Problem to solve: Each record below should be output verbatim, without pictures.
##### Entries supplied
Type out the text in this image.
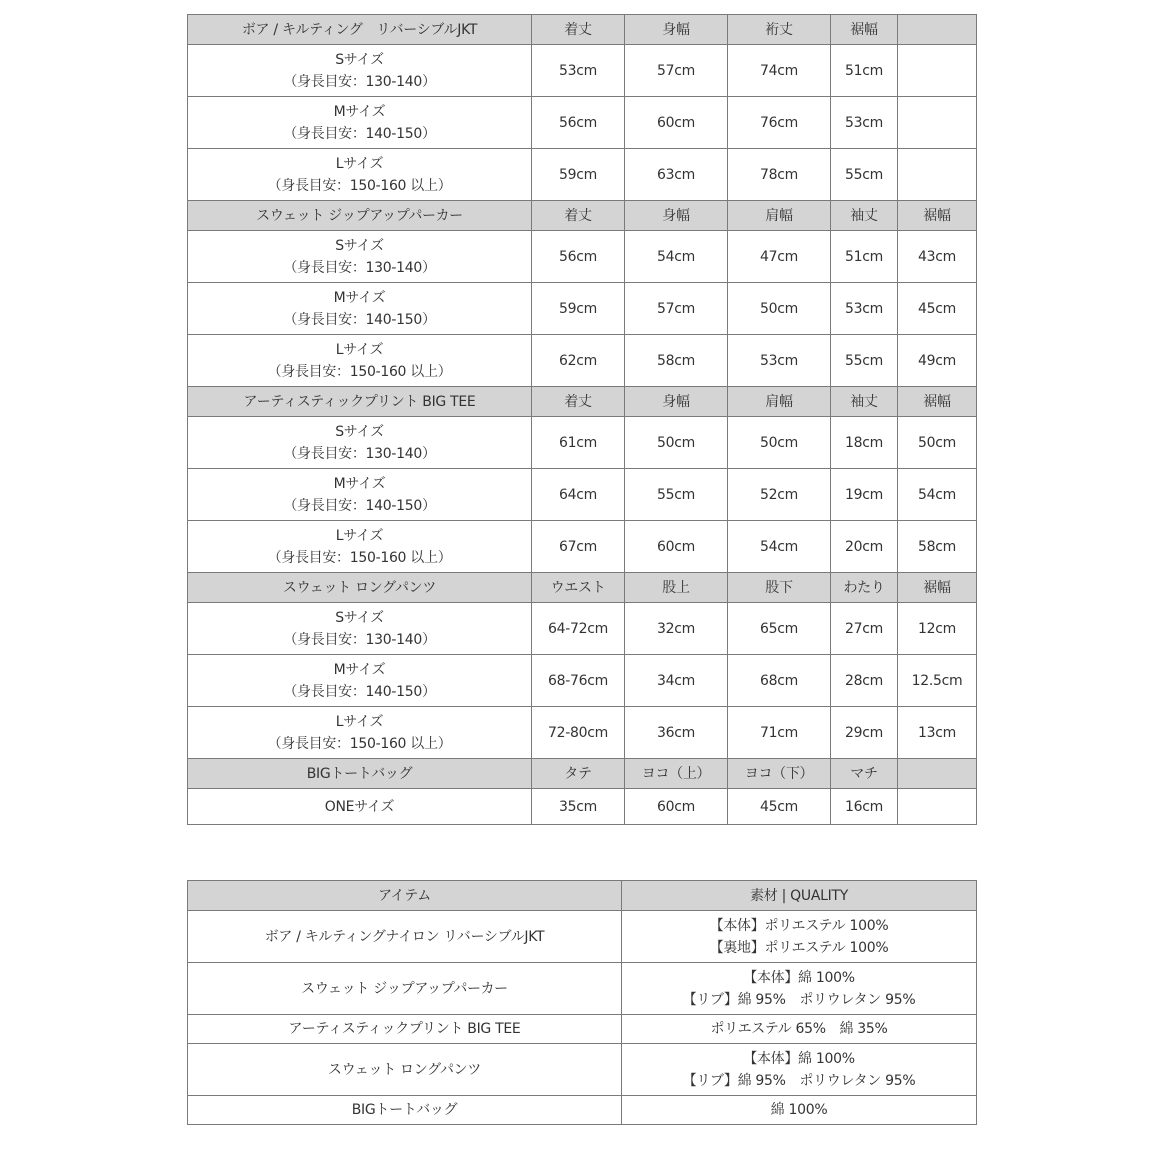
ボア / キルティング　リバーシブルJKT	着丈	身幅	裄丈	裾幅	

Sサイズ
（身長目安：130-140）	53cm	57cm	74cm	51cm	

Mサイズ
（身長目安：140-150）	56cm	60cm	76cm	53cm	

Lサイズ
（身長目安：150-160 以上）	59cm	63cm	78cm	55cm	
スウェット ジップアップパーカー	着丈	身幅	肩幅	袖丈	裾幅

Sサイズ
（身長目安：130-140）	56cm	54cm	47cm	51cm	43cm

Mサイズ
（身長目安：140-150）	59cm	57cm	50cm	53cm	45cm

Lサイズ
（身長目安：150-160 以上）	62cm	58cm	53cm	55cm	49cm
アーティスティックプリント BIG TEE	着丈	身幅	肩幅	袖丈	裾幅

Sサイズ
（身長目安：130-140）	61cm	50cm	50cm	18cm	50cm

Mサイズ
（身長目安：140-150）	64cm	55cm	52cm	19cm	54cm

Lサイズ
（身長目安：150-160 以上）	67cm	60cm	54cm	20cm	58cm
スウェット ロングパンツ	ウエスト	股上	股下	わたり	裾幅

Sサイズ
（身長目安：130-140）	64-72cm	32cm	65cm	27cm	12cm

Mサイズ
（身長目安：140-150）	68-76cm	34cm	68cm	28cm	12.5cm

Lサイズ
（身長目安：150-160 以上）	72-80cm	36cm	71cm	29cm	13cm
BIGトートバッグ	タテ	ヨコ（上）	ヨコ（下）	マチ	

ONEサイズ	35cm	60cm	45cm	16cm	
アイテム	素材 | QUALITY
ボア / キルティングナイロン リバーシブルJKT	【本体】ポリエステル 100%
【裏地】ポリエステル 100%

スウェット ジップアップパーカー	【本体】綿 100%
【リブ】綿 95%　ポリウレタン 95%

アーティスティックプリント BIG TEE	ポリエステル 65%　綿 35%

スウェット ロングパンツ	【本体】綿 100%
【リブ】綿 95%　ポリウレタン 95%

BIGトートバッグ	綿 100%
##########
Correct result:
Type out the text in this image.
ボア / キルティング　リバーシブルJKT	着丈	身幅	裄丈	裾幅	

Sサイズ
（身長目安：130-140）	53cm	57cm	74cm	51cm	

Mサイズ
（身長目安：140-150）	56cm	60cm	76cm	53cm	

Lサイズ
（身長目安：150-160 以上）	59cm	63cm	78cm	55cm	
スウェット ジップアップパーカー	着丈	身幅	肩幅	袖丈	裾幅

Sサイズ
（身長目安：130-140）	56cm	54cm	47cm	51cm	43cm

Mサイズ
（身長目安：140-150）	59cm	57cm	50cm	53cm	45cm

Lサイズ
（身長目安：150-160 以上）	62cm	58cm	53cm	55cm	49cm
アーティスティックプリント BIG TEE	着丈	身幅	肩幅	袖丈	裾幅

Sサイズ
（身長目安：130-140）	61cm	50cm	50cm	18cm	50cm

Mサイズ
（身長目安：140-150）	64cm	55cm	52cm	19cm	54cm

Lサイズ
（身長目安：150-160 以上）	67cm	60cm	54cm	20cm	58cm
スウェット ロングパンツ	ウエスト	股上	股下	わたり	裾幅

Sサイズ
（身長目安：130-140）	64-72cm	32cm	65cm	27cm	12cm

Mサイズ
（身長目安：140-150）	68-76cm	34cm	68cm	28cm	12.5cm

Lサイズ
（身長目安：150-160 以上）	72-80cm	36cm	71cm	29cm	13cm
BIGトートバッグ	タテ	ヨコ（上）	ヨコ（下）	マチ	

ONEサイズ	35cm	60cm	45cm	16cm	
アイテム	素材 | QUALITY
ボア / キルティングナイロン リバーシブルJKT	【本体】ポリエステル 100%
【裏地】ポリエステル 100%

スウェット ジップアップパーカー	【本体】綿 100%
【リブ】綿 95%　ポリウレタン 95%

アーティスティックプリント BIG TEE	ポリエステル 65%　綿 35%

スウェット ロングパンツ	【本体】綿 100%
【リブ】綿 95%　ポリウレタン 95%

BIGトートバッグ	綿 100%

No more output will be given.